* [Goal]: Below are entries; tally how many lines hold the string "바랍니다" and answer with only that figure.

* [Collected data entries]:
□ □ □

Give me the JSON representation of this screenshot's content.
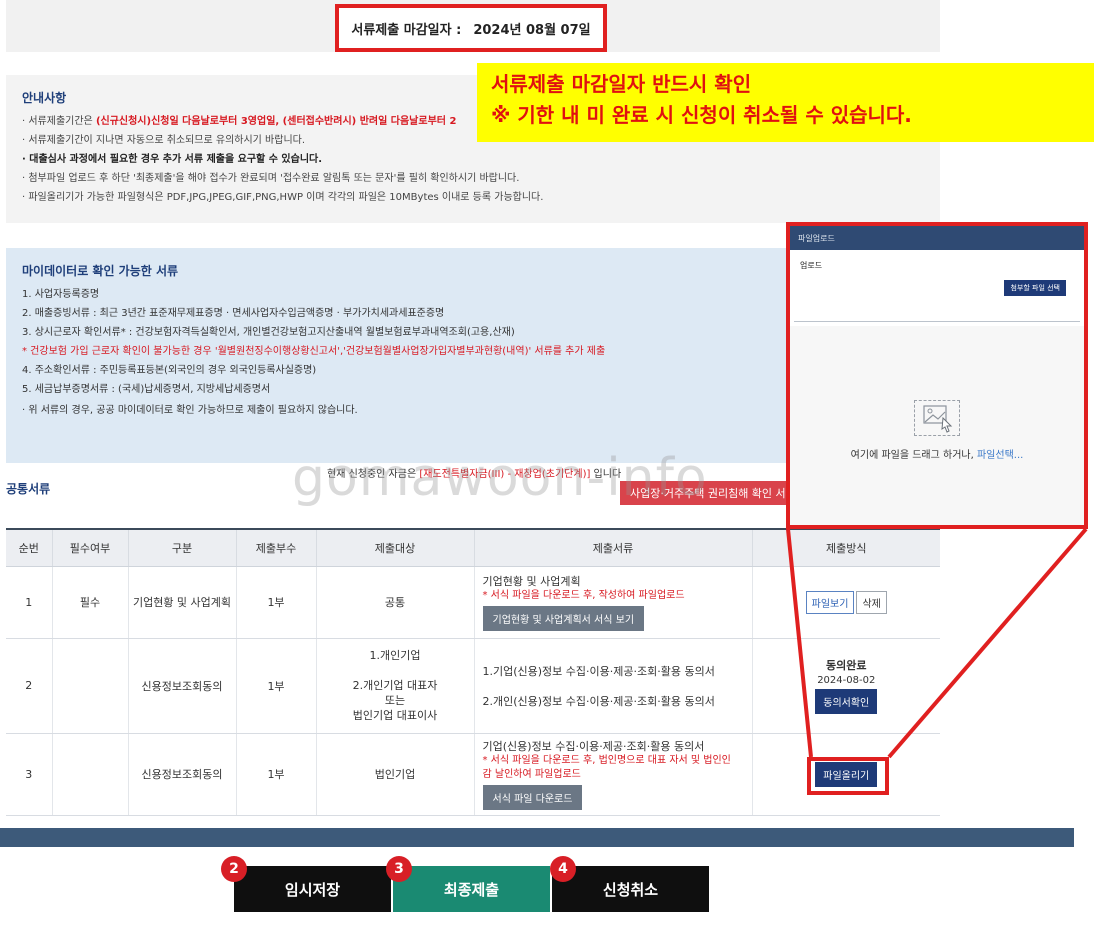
{
  "deadline": {
    "label": "서류제출 마감일자 :",
    "date": "2024년 08월 07일"
  },
  "callout": {
    "line1": "서류제출 마감일자 반드시 확인",
    "line2": "※ 기한 내 미 완료 시 신청이 취소될 수 있습니다."
  },
  "notice": {
    "title": "안내사항",
    "items": [
      {
        "prefix": "· 서류제출기간은 ",
        "red": "(신규신청시)신청일 다음날로부터 3영업일, (센터접수반려시) 반려일 다음날로부터 2",
        "rest": ""
      },
      {
        "prefix": "· 서류제출기간이 지나면 자동으로 취소되므로 유의하시기 바랍니다.",
        "red": "",
        "rest": ""
      },
      {
        "prefix": "· 대출심사 과정에서 필요한 경우 추가 서류 제출을 요구할 수 있습니다.",
        "red": "",
        "rest": ""
      },
      {
        "prefix": "· 첨부파일 업로드 후 하단 '최종제출'을 해야 접수가 완료되며 '접수완료 알림톡 또는 문자'를 필히 확인하시기 바랍니다.",
        "red": "",
        "rest": ""
      },
      {
        "prefix": "· 파일올리기가 가능한 파일형식은 PDF,JPG,JPEG,GIF,PNG,HWP 이며 각각의 파일은 10MBytes 이내로 등록 가능합니다.",
        "red": "",
        "rest": ""
      }
    ]
  },
  "mydata": {
    "title": "마이데이터로 확인 가능한 서류",
    "lines": [
      "1. 사업자등록증명",
      "2. 매출증빙서류 : 최근 3년간 표준재무제표증명 · 면세사업자수입금액증명 · 부가가치세과세표준증명",
      "3. 상시근로자 확인서류* : 건강보험자격득실확인서, 개인별건강보험고지산출내역 월별보험료부과내역조회(고용,산재)",
      "* 건강보험 가입 근로자 확인이 불가능한 경우 '월별원천징수이행상황신고서','건강보험월별사업장가입자별부과현황(내역)' 서류를 추가 제출",
      "4. 주소확인서류 : 주민등록표등본(외국인의 경우 외국인등록사실증명)",
      "5. 세금납부증명서류 : (국세)납세증명서, 지방세납세증명서",
      "· 위 서류의 경우, 공공 마이데이터로 확인 가능하므로 제출이 필요하지 않습니다."
    ]
  },
  "current": {
    "prefix": "현재 신청중인 자금은 ",
    "fund": "[재도전특별자금(III) - 재창업(초기단계)]",
    "suffix": " 입니다"
  },
  "common_docs_title": "공통서류",
  "watermark": "gomawoon-info",
  "housing_button": "사업장·거주주택 권리침해 확인 서",
  "table": {
    "headers": [
      "순번",
      "필수여부",
      "구분",
      "제출부수",
      "제출대상",
      "제출서류",
      "제출방식"
    ],
    "rows": [
      {
        "no": "1",
        "required": "필수",
        "category": "기업현황 및 사업계획",
        "copies": "1부",
        "target": "공통",
        "doc_title": "기업현황 및 사업계획",
        "doc_note": "* 서식 파일을 다운로드 후, 작성하여 파일업로드",
        "doc_button": "기업현황 및 사업계획서 서식 보기",
        "view_button": "파일보기",
        "delete_button": "삭제"
      },
      {
        "no": "2",
        "required": "",
        "category": "신용정보조회동의",
        "copies": "1부",
        "target1": "1.개인기업",
        "target2": "2.개인기업 대표자",
        "target3": "또는",
        "target4": "법인기업 대표이사",
        "doc_line1": "1.기업(신용)정보 수집·이용·제공·조회·활용 동의서",
        "doc_line2": "2.개인(신용)정보 수집·이용·제공·조회·활용 동의서",
        "status": "동의완료",
        "date": "2024-08-02",
        "confirm_button": "동의서확인"
      },
      {
        "no": "3",
        "required": "",
        "category": "신용정보조회동의",
        "copies": "1부",
        "target": "법인기업",
        "doc_title": "기업(신용)정보 수집·이용·제공·조회·활용 동의서",
        "doc_note1": "* 서식 파일을 다운로드 후, 법인명으로 대표 자서 및 법인인",
        "doc_note2": "감 날인하여 파일업로드",
        "doc_button": "서식 파일 다운로드",
        "upload_button": "파일올리기"
      }
    ]
  },
  "actions": [
    {
      "step": "2",
      "label": "임시저장"
    },
    {
      "step": "3",
      "label": "최종제출"
    },
    {
      "step": "4",
      "label": "신청취소"
    }
  ],
  "modal": {
    "title": "파일업로드",
    "upload_label": "업로드",
    "select_button": "첨부할 파일 선택",
    "drop_text": "여기에 파일을 드래그 하거나, ",
    "drop_link": "파일선택..."
  },
  "colors": {
    "highlight_red": "#e02020",
    "callout_yellow": "#ffff00",
    "navy": "#1e3a78",
    "green": "#1a8a72"
  }
}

□ □ □

* [Exercise response]: 2